RECORDS FOR PROCESSING -
========================================================================

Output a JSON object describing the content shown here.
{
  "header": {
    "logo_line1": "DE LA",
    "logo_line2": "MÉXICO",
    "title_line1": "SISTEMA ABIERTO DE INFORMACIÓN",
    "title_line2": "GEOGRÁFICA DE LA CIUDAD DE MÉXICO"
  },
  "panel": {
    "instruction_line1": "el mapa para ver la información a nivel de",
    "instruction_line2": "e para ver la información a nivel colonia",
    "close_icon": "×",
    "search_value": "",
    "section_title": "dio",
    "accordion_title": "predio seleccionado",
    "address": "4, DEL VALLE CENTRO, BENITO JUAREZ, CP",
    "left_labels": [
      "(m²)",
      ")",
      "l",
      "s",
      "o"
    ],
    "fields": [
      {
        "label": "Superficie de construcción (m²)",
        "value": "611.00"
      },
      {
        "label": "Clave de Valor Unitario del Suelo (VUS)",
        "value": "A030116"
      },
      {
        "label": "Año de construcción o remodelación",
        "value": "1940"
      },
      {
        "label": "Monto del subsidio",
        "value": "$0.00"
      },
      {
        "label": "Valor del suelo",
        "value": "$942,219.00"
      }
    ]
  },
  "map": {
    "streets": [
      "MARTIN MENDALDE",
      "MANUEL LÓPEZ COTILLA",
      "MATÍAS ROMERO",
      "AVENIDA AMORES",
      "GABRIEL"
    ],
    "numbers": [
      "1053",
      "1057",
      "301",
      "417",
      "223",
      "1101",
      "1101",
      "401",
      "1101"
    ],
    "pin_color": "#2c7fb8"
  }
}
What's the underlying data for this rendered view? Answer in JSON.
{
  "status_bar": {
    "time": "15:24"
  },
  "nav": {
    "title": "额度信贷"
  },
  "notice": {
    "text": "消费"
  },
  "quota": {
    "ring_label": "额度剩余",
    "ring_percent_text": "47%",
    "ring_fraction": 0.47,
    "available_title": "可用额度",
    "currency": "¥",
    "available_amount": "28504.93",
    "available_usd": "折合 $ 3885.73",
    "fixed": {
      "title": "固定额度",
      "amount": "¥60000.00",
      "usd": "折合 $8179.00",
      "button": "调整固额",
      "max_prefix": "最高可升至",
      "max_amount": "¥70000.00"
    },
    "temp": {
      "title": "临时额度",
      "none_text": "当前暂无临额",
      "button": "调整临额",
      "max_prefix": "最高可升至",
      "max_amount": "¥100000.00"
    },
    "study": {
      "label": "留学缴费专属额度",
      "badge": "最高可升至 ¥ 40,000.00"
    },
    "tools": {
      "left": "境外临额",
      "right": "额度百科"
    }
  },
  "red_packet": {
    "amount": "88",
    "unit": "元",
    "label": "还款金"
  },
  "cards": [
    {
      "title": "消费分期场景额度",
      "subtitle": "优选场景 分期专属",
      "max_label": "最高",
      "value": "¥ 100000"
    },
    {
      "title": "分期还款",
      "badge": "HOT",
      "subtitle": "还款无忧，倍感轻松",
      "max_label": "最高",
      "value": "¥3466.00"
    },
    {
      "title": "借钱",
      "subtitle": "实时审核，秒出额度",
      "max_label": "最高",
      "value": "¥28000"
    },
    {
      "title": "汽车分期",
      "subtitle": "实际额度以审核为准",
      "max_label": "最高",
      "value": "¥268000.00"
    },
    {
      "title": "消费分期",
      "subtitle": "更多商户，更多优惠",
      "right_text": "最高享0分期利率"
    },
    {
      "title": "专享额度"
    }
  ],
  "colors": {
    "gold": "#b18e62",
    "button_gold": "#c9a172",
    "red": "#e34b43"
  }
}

========================================================================

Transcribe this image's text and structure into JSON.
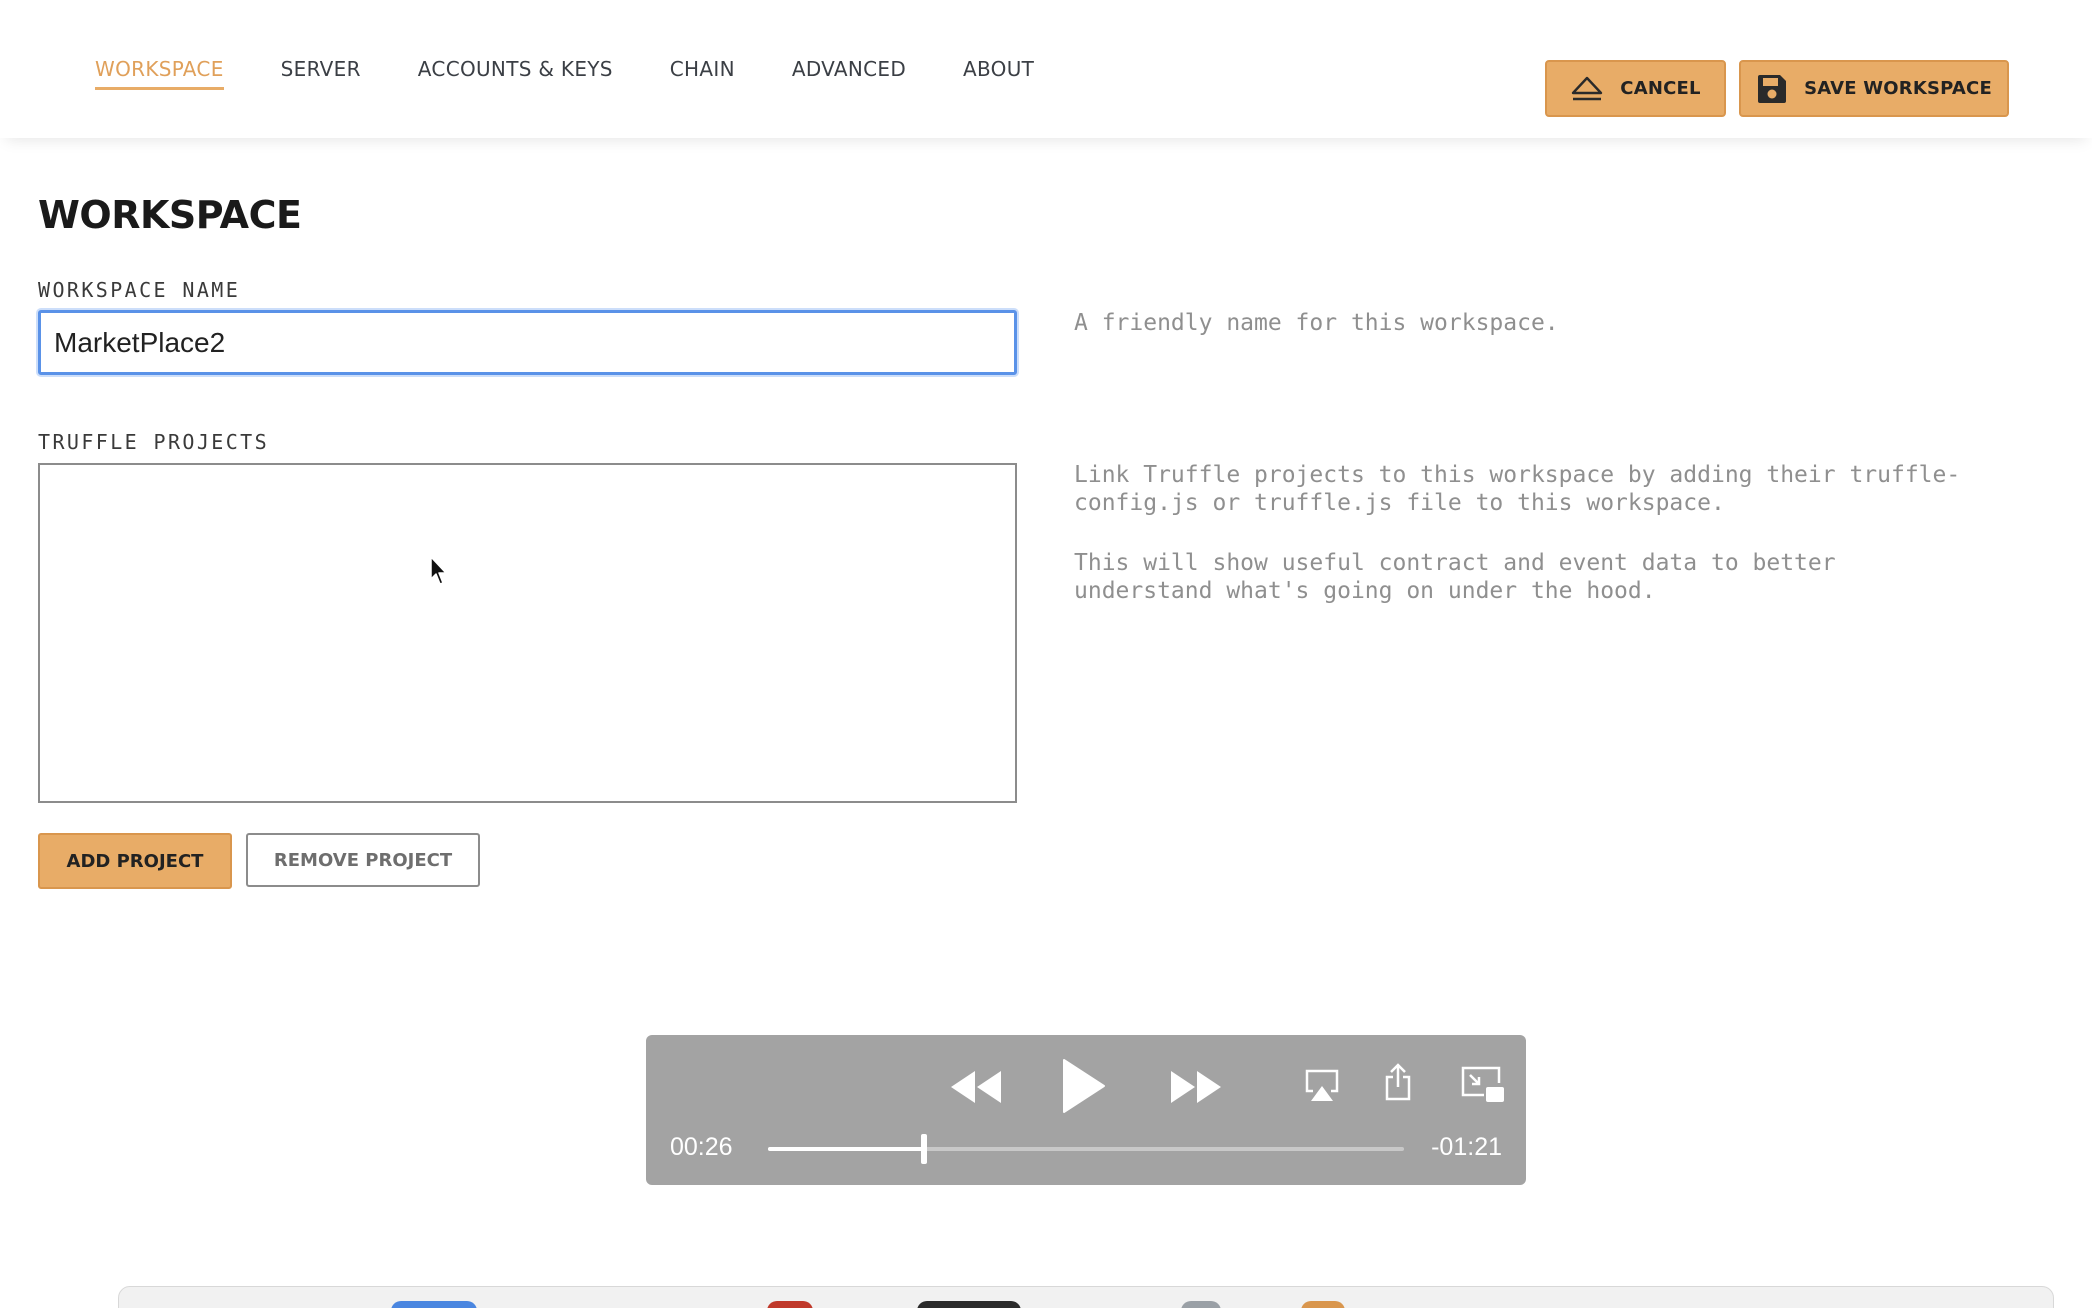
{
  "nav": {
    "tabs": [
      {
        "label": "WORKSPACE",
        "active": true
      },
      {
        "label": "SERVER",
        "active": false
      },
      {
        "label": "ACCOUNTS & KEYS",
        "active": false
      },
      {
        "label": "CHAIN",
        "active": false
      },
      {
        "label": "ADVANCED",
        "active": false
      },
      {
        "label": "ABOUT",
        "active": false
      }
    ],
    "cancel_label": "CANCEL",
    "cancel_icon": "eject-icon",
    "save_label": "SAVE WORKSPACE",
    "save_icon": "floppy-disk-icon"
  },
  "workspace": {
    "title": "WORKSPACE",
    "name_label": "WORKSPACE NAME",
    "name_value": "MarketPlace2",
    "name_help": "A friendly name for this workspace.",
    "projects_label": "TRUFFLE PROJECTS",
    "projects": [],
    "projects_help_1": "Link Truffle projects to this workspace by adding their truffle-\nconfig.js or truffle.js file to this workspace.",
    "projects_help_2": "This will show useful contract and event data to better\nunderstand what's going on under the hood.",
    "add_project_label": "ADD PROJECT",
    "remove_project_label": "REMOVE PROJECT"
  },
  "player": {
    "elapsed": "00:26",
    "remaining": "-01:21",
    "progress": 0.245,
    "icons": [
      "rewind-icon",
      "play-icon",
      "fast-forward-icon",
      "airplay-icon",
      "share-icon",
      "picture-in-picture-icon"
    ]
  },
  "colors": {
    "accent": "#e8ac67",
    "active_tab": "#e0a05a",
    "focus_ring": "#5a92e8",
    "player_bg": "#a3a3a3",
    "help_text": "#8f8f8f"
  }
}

========================================================================

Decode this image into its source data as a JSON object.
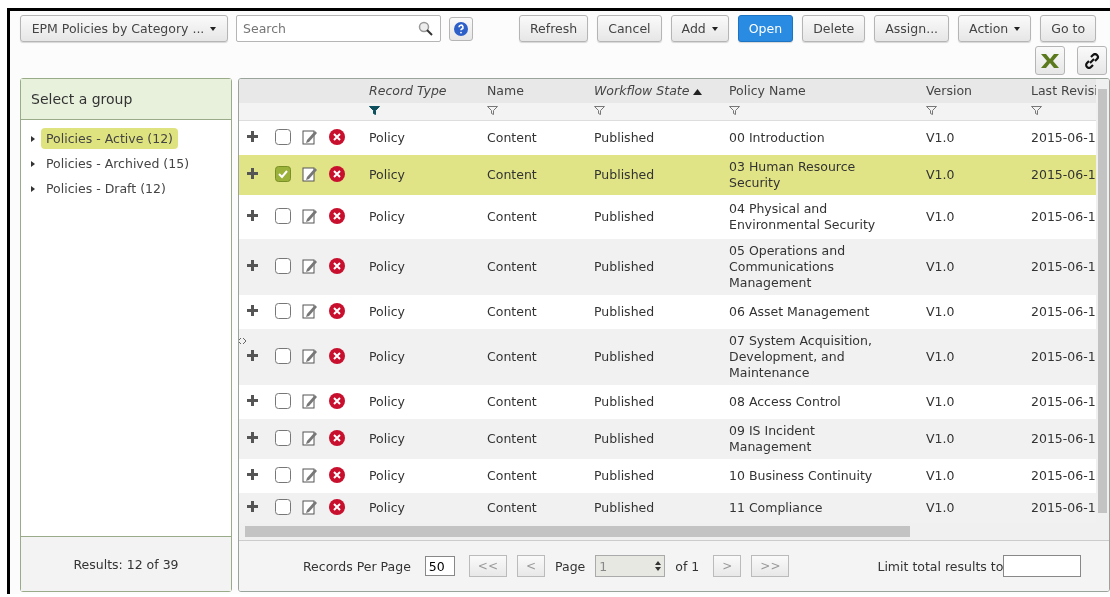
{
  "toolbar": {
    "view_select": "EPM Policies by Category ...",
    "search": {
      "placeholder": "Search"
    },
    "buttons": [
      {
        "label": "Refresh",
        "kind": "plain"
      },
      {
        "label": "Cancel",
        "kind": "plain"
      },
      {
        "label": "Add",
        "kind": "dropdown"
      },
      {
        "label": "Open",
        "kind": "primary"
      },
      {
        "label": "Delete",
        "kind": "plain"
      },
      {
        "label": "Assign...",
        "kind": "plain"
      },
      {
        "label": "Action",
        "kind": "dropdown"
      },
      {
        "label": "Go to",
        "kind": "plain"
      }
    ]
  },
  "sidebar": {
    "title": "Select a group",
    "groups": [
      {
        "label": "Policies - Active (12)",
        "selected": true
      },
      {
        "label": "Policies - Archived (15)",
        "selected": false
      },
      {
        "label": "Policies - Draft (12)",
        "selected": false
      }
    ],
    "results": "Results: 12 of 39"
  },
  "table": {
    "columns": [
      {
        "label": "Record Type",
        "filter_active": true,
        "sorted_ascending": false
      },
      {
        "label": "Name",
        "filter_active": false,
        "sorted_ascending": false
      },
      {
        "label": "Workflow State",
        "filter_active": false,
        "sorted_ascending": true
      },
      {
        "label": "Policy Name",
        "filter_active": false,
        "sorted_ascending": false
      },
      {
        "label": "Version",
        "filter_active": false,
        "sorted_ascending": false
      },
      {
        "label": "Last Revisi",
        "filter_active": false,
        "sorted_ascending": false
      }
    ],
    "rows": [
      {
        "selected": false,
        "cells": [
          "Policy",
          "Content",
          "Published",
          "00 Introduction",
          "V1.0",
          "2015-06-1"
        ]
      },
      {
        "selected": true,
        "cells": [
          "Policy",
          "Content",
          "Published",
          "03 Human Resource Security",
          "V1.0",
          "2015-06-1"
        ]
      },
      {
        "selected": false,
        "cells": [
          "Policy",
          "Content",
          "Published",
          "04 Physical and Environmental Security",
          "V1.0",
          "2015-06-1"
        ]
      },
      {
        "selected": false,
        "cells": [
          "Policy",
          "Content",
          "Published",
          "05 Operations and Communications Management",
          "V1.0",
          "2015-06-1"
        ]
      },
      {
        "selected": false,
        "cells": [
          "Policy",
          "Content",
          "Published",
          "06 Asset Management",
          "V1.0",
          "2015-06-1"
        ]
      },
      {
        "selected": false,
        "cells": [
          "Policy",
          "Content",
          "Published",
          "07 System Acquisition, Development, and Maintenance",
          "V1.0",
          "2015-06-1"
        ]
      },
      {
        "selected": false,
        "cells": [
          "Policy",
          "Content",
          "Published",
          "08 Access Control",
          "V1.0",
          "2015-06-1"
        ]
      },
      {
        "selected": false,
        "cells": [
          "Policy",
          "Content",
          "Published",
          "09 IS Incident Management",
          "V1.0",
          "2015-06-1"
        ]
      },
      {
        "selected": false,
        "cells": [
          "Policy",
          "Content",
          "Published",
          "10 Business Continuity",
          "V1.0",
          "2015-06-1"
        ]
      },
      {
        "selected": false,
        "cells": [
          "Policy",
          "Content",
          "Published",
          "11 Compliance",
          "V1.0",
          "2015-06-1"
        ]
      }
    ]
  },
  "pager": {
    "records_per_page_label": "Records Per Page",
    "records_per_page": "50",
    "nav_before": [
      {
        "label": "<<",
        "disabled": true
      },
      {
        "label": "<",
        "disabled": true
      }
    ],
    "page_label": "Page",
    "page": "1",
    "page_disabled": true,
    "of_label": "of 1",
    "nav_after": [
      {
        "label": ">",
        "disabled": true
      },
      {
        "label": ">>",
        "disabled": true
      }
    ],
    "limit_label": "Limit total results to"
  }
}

========================================================================

Search the records for the word "Valor" and copy every line where it occurs.

THE RESPONSE -
        "label": "Clave de Valor Unitario del Suelo (VUS)",
        "label": "Valor del suelo",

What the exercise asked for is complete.